* The problem
Exclude the pictures and retype the entries as written.

* Dataset extract
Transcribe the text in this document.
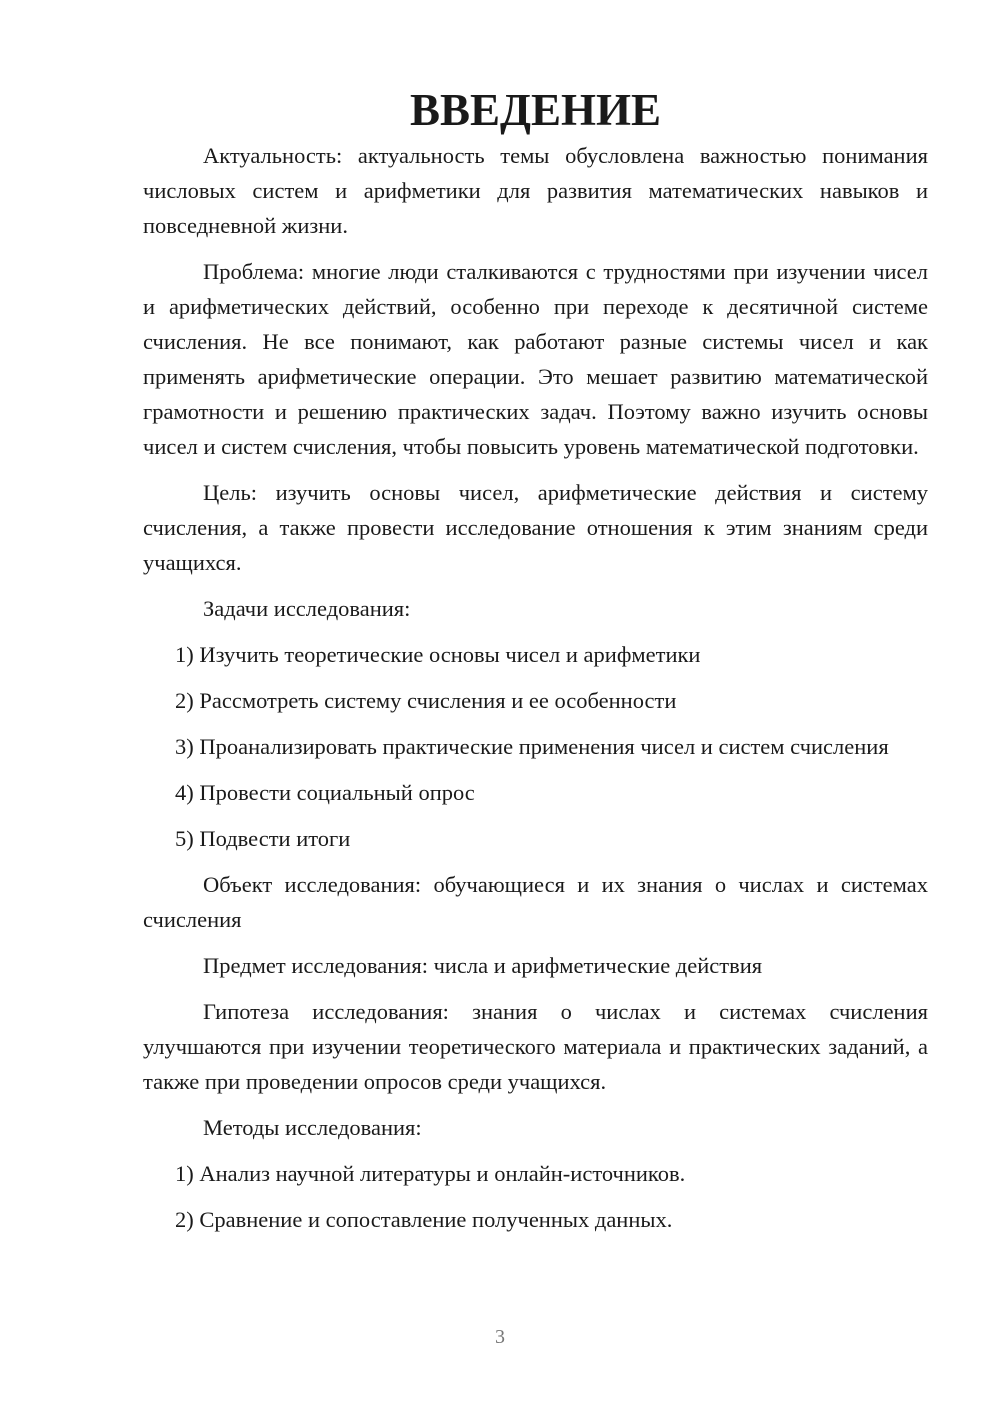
ВВЕДЕНИЕ

Актуальность: актуальность темы обусловлена важностью понимания числовых систем и арифметики для развития математических навыков и повседневной жизни.

Проблема: многие люди сталкиваются с трудностями при изучении чисел и арифметических действий, особенно при переходе к десятичной системе счисления. Не все понимают, как работают разные системы чисел и как применять арифметические операции. Это мешает развитию математической грамотности и решению практических задач. Поэтому важно изучить основы чисел и систем счисления, чтобы повысить уровень математической подготовки.

Цель: изучить основы чисел, арифметические действия и систему счисления, а также провести исследование отношения к этим знаниям среди учащихся.

Задачи исследования:

1) Изучить теоретические основы чисел и арифметики

2) Рассмотреть систему счисления и ее особенности

3) Проанализировать практические применения чисел и систем счисления

4) Провести социальный опрос

5) Подвести итоги

Объект исследования: обучающиеся и их знания о числах и системах счисления

Предмет исследования: числа и арифметические действия

Гипотеза исследования: знания о числах и системах счисления улучшаются при изучении теоретического материала и практических заданий, а также при проведении опросов среди учащихся.

Методы исследования:

1) Анализ научной литературы и онлайн-источников.

2) Сравнение и сопоставление полученных данных.

3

* The completed task
Transcribe the text in this document.
ВВЕДЕНИЕ

Актуальность: актуальность темы обусловлена важностью понимания числовых систем и арифметики для развития математических навыков и повседневной жизни.

Проблема: многие люди сталкиваются с трудностями при изучении чисел и арифметических действий, особенно при переходе к десятичной системе счисления. Не все понимают, как работают разные системы чисел и как применять арифметические операции. Это мешает развитию математической грамотности и решению практических задач. Поэтому важно изучить основы чисел и систем счисления, чтобы повысить уровень математической подготовки.

Цель: изучить основы чисел, арифметические действия и систему счисления, а также провести исследование отношения к этим знаниям среди учащихся.

Задачи исследования:

1) Изучить теоретические основы чисел и арифметики

2) Рассмотреть систему счисления и ее особенности

3) Проанализировать практические применения чисел и систем счисления

4) Провести социальный опрос

5) Подвести итоги

Объект исследования: обучающиеся и их знания о числах и системах счисления

Предмет исследования: числа и арифметические действия

Гипотеза исследования: знания о числах и системах счисления улучшаются при изучении теоретического материала и практических заданий, а также при проведении опросов среди учащихся.

Методы исследования:

1) Анализ научной литературы и онлайн-источников.

2) Сравнение и сопоставление полученных данных.

3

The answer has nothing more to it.